* **THE EXERCISE**: From the listing below, pull out every line where the string "Varoitus" appears.

* **Stored entries**:
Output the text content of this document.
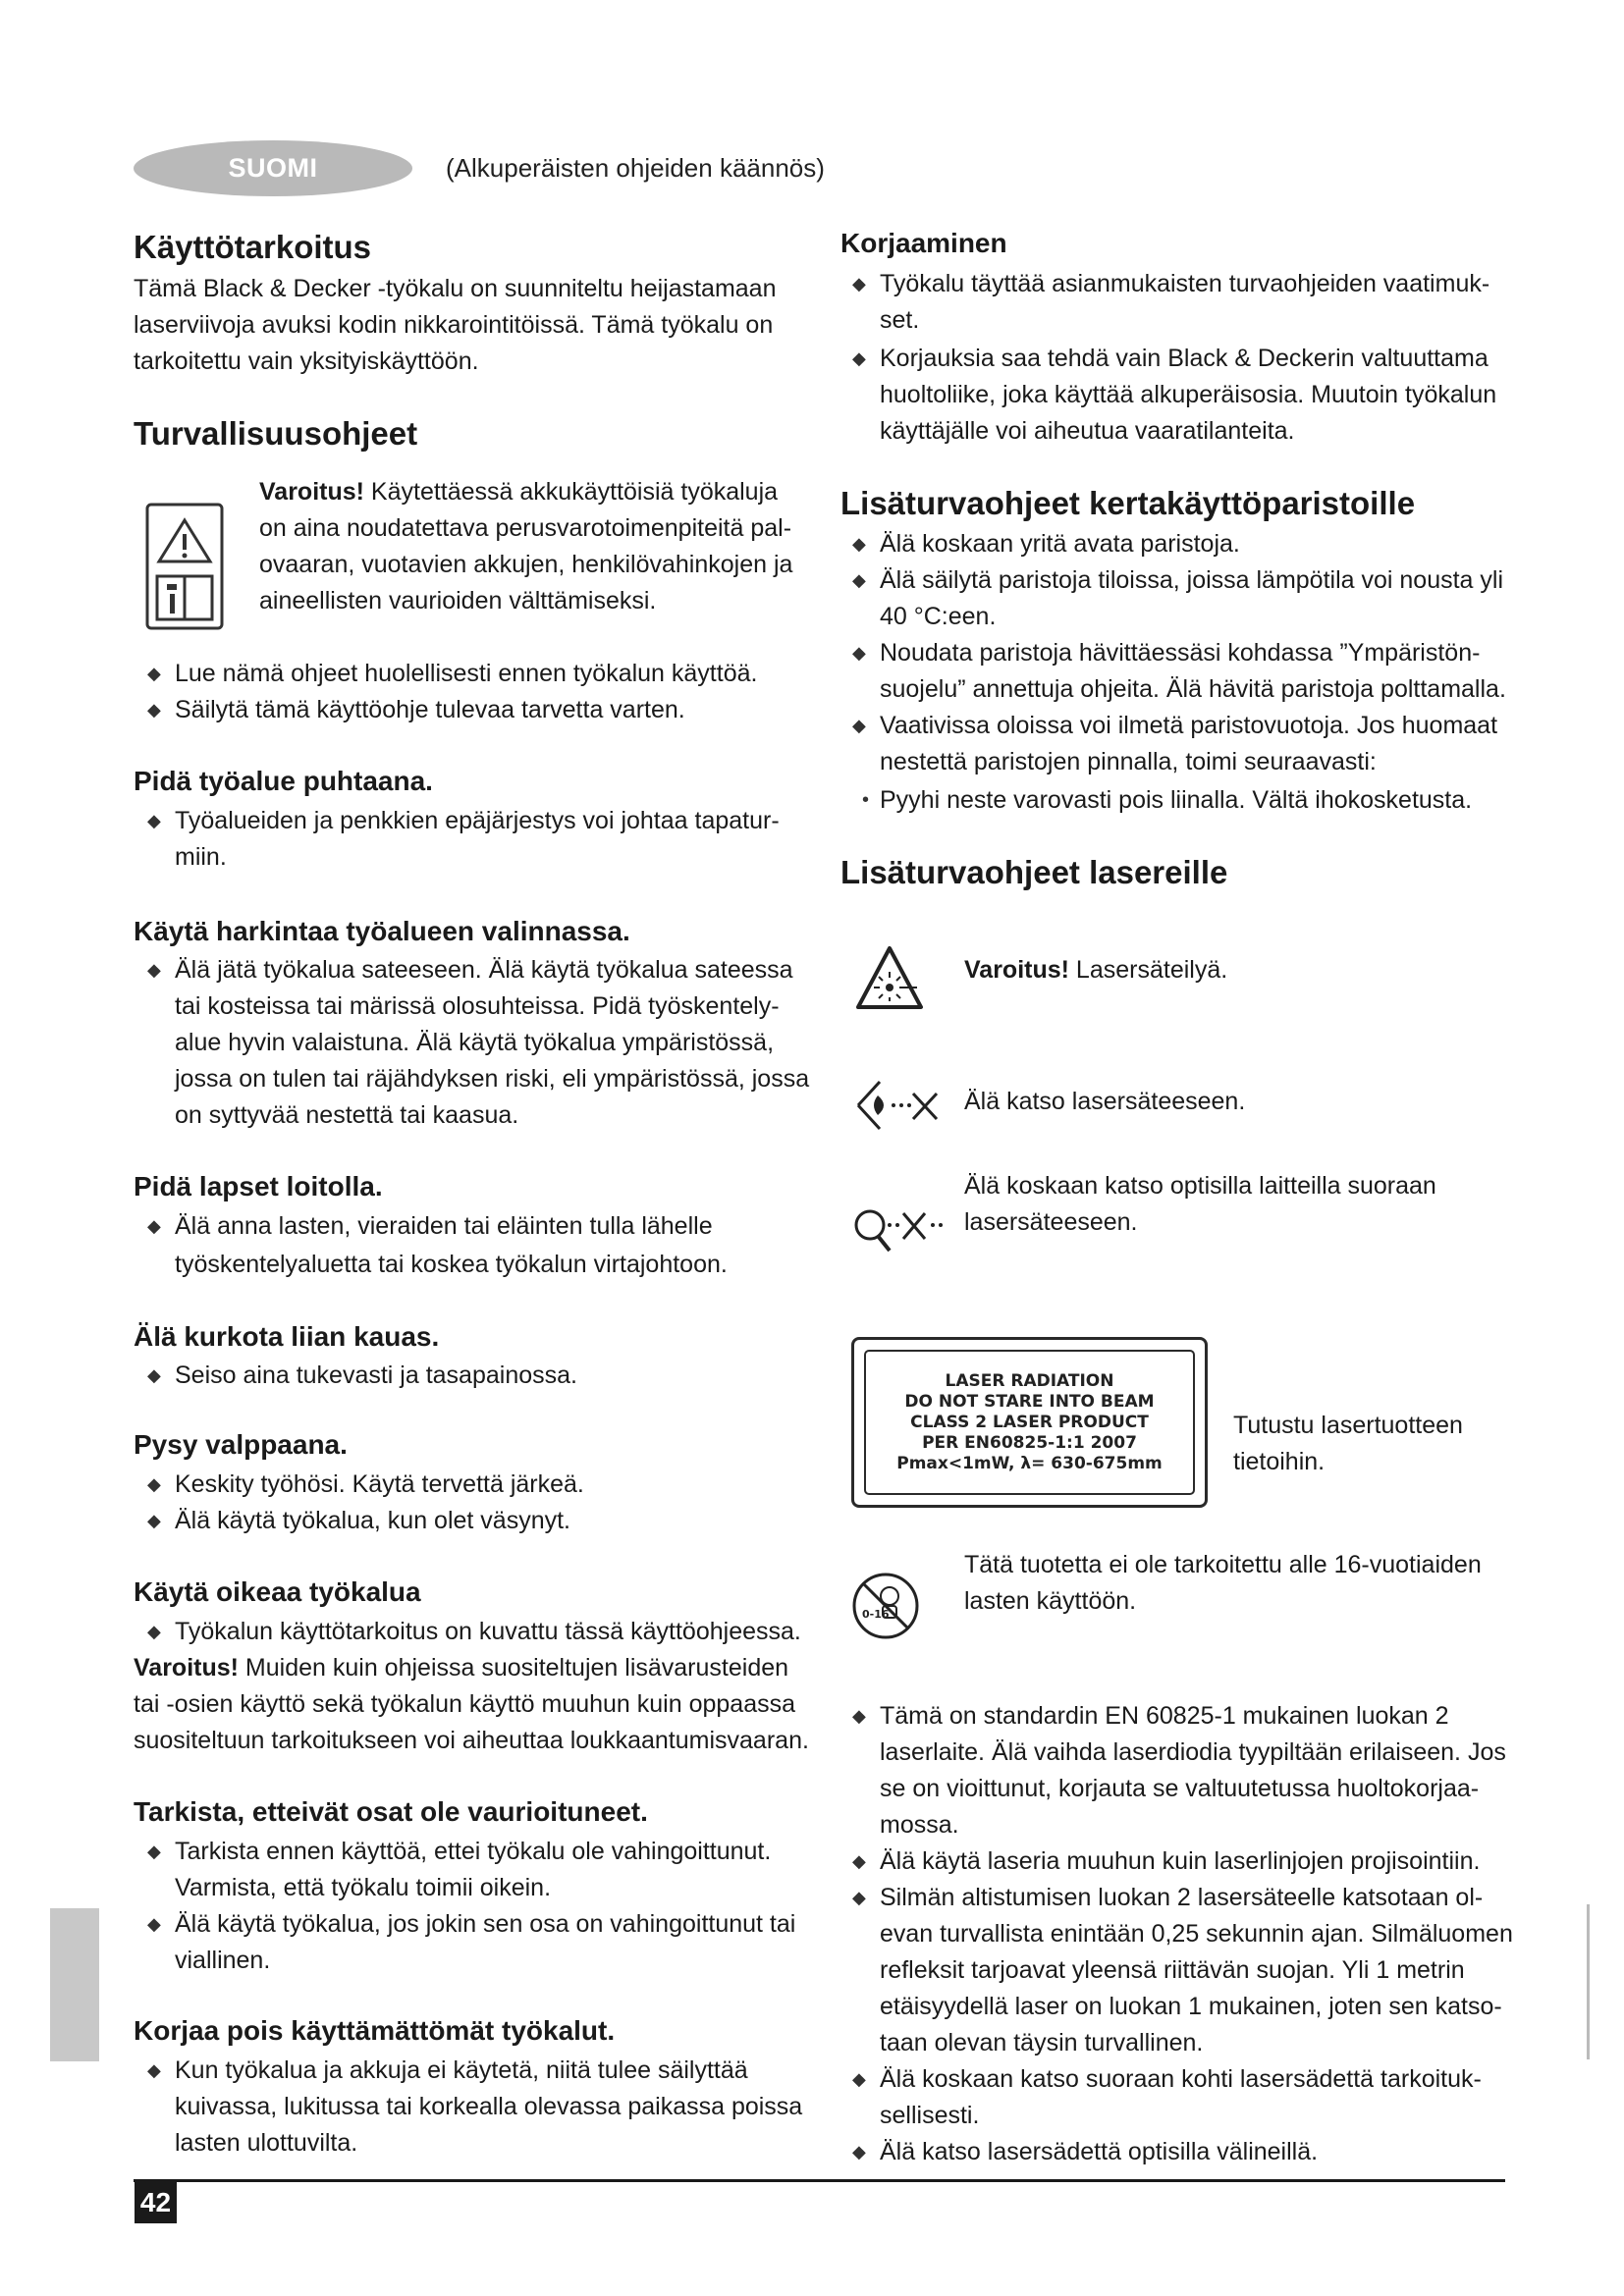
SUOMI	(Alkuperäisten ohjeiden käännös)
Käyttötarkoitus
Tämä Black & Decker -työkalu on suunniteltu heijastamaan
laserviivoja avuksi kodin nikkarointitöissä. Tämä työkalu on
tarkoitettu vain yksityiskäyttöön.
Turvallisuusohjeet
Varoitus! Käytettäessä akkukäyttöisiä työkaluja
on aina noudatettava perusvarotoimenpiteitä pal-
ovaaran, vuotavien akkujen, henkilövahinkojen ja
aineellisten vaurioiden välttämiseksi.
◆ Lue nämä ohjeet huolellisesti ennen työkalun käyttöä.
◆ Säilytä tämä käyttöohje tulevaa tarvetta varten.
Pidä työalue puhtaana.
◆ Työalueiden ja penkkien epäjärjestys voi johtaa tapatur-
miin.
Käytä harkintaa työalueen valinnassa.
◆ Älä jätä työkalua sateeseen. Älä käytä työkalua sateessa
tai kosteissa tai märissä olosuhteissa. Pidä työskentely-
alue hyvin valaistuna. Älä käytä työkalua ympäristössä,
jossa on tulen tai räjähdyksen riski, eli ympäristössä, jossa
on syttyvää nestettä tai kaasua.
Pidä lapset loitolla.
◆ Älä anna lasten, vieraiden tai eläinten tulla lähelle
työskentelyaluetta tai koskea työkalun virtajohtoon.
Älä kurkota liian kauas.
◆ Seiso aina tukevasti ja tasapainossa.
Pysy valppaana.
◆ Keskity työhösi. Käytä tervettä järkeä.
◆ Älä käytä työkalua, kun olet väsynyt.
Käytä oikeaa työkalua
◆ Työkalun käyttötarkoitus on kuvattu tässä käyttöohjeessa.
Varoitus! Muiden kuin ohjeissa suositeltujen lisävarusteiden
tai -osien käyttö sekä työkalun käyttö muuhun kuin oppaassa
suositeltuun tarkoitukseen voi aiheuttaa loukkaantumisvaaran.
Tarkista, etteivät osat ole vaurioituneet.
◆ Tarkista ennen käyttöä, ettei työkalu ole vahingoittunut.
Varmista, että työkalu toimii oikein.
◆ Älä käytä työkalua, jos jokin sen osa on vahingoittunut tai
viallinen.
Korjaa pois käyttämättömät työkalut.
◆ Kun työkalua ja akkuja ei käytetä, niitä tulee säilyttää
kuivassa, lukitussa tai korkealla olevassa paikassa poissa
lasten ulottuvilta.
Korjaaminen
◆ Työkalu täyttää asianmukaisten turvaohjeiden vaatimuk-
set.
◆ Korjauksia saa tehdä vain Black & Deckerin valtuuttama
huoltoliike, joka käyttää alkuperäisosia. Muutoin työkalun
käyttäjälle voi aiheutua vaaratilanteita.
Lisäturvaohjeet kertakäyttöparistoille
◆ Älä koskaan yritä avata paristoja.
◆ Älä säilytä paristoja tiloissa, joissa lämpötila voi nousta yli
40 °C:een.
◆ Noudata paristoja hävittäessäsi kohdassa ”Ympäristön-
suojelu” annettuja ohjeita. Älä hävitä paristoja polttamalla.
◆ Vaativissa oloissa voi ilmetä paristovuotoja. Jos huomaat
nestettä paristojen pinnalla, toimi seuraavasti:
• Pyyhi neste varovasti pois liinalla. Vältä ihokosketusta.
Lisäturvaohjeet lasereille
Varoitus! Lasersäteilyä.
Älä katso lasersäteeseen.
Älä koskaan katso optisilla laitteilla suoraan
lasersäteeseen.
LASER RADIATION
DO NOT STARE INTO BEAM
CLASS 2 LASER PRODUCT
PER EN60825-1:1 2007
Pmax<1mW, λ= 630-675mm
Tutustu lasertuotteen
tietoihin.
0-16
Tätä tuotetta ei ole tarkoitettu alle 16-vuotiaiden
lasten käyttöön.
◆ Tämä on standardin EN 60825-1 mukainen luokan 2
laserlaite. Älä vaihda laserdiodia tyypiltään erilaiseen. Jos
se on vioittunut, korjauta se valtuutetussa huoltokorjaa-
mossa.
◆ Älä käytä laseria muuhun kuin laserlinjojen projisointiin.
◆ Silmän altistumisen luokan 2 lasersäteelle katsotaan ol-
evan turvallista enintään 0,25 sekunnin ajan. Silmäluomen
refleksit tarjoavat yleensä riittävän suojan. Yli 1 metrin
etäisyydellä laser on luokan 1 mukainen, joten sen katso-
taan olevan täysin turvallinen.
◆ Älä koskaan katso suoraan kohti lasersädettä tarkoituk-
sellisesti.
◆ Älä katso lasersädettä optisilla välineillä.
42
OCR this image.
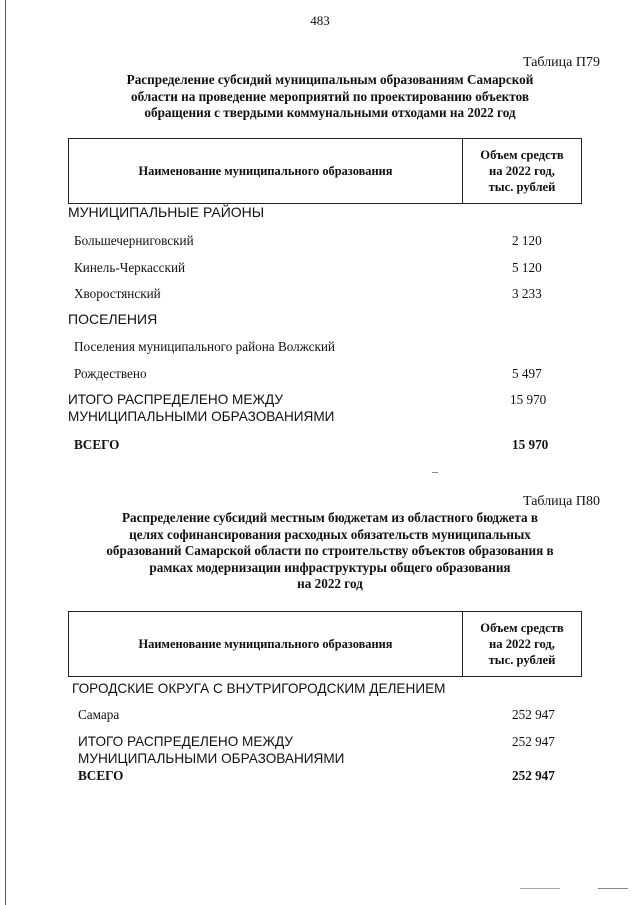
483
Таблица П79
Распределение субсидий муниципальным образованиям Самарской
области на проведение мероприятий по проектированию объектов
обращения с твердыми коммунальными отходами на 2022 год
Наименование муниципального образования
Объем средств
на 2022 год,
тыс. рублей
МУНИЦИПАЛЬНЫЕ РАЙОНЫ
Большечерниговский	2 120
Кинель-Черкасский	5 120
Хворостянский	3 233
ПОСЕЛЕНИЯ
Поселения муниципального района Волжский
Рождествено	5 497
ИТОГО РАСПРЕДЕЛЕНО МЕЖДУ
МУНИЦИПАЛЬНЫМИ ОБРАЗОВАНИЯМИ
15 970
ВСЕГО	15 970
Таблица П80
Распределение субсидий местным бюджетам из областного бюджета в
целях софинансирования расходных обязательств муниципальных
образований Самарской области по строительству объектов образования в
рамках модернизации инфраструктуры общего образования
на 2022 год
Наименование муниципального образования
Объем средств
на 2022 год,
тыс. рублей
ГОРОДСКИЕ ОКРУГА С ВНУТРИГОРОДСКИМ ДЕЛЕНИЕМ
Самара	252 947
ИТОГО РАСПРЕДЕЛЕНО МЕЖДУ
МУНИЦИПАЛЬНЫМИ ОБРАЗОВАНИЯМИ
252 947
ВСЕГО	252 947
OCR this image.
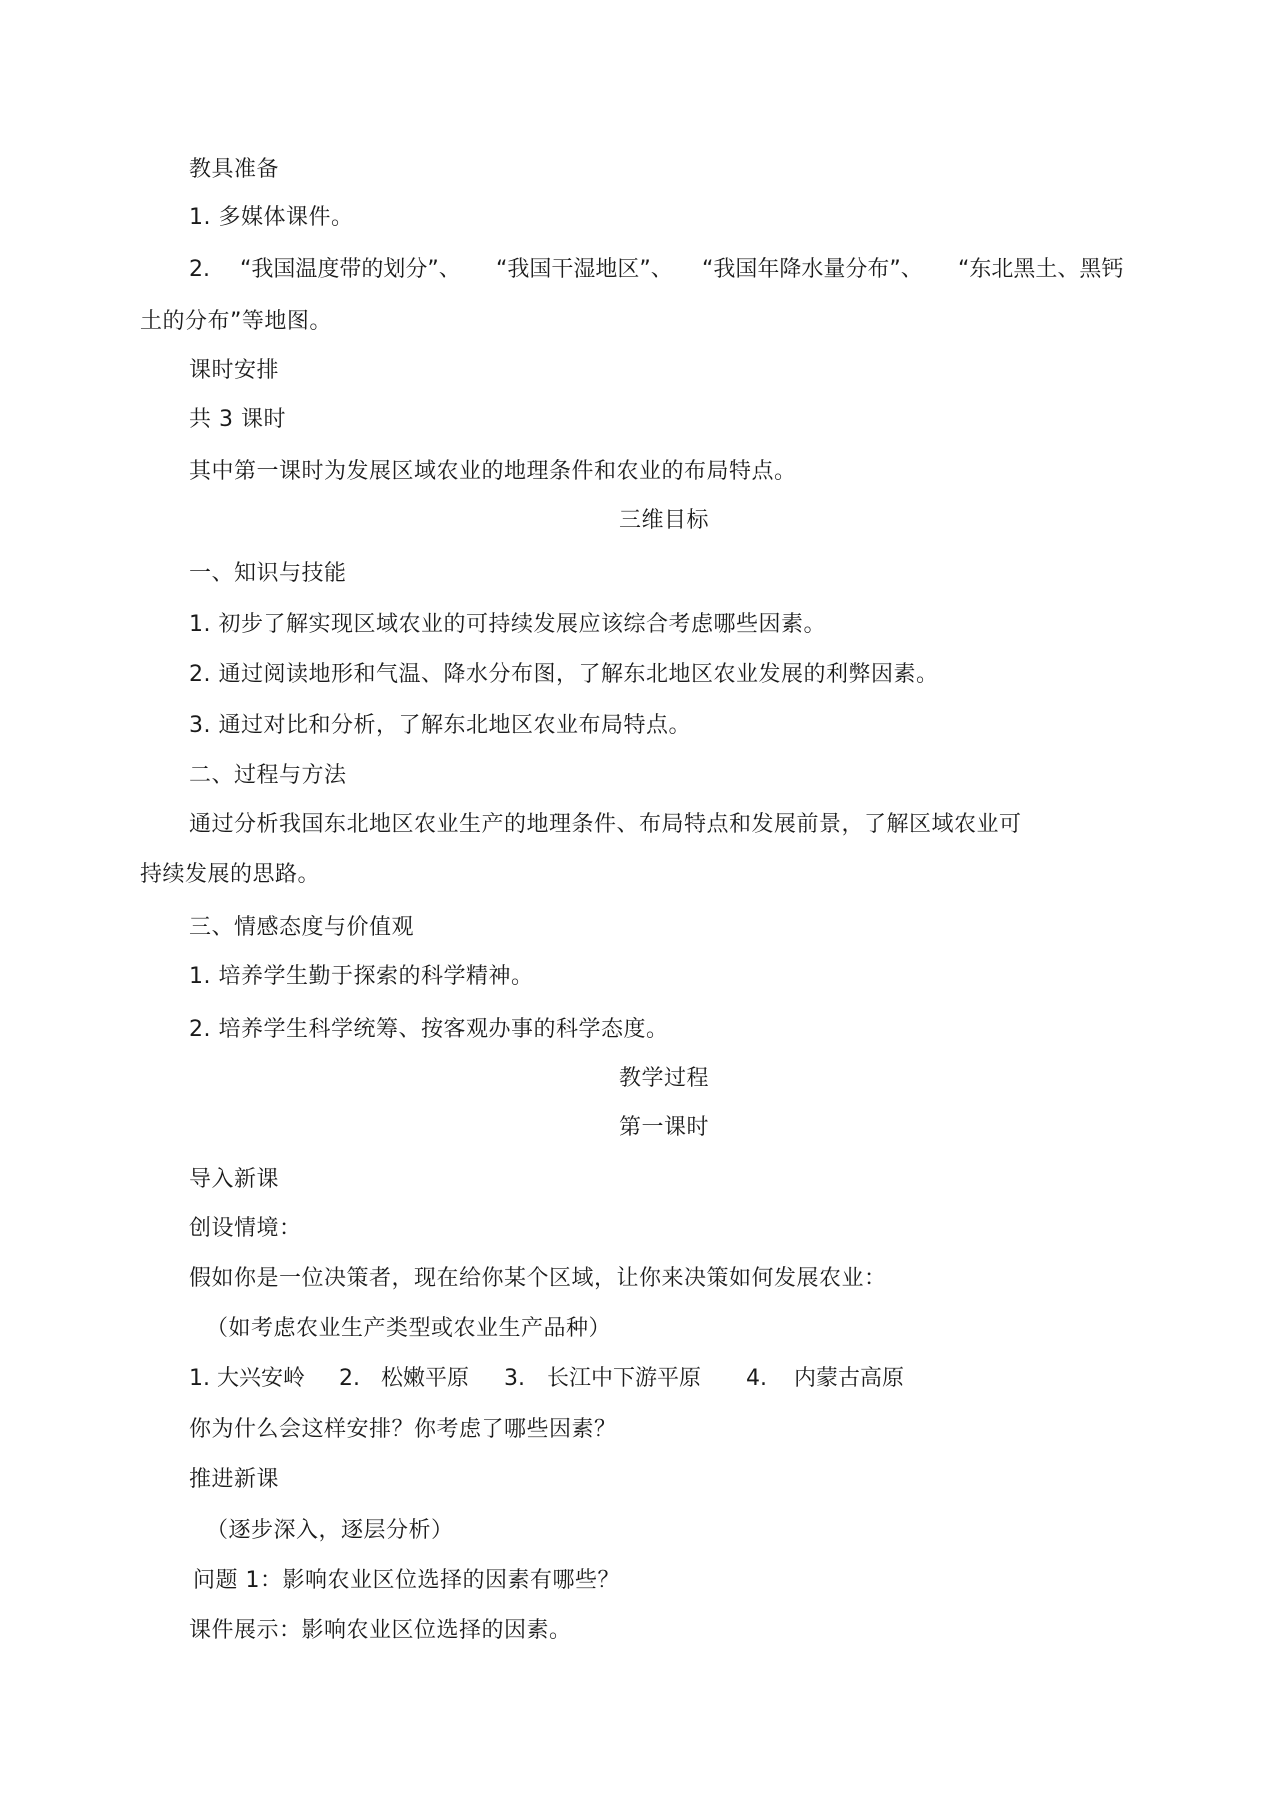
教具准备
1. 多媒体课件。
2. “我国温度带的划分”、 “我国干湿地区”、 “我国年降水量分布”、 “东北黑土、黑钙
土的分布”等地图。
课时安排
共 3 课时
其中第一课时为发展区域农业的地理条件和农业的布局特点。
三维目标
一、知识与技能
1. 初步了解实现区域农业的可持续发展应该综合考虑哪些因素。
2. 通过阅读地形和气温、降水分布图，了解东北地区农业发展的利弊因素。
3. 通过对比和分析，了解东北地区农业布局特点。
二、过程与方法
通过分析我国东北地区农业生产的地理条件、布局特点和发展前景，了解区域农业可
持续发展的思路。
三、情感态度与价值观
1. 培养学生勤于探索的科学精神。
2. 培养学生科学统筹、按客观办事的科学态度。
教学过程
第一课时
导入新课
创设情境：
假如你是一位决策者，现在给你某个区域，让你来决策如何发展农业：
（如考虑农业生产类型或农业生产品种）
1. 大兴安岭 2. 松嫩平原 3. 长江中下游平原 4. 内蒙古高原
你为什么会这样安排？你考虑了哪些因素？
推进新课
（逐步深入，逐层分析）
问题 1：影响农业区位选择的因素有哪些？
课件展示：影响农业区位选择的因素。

* **CORRECT RESULT**:
Varoitus! Käytettäessä akkukäyttöisiä työkaluja
Varoitus! Muiden kuin ohjeissa suositeltujen lisävarusteiden
Varoitus! Lasersäteilyä.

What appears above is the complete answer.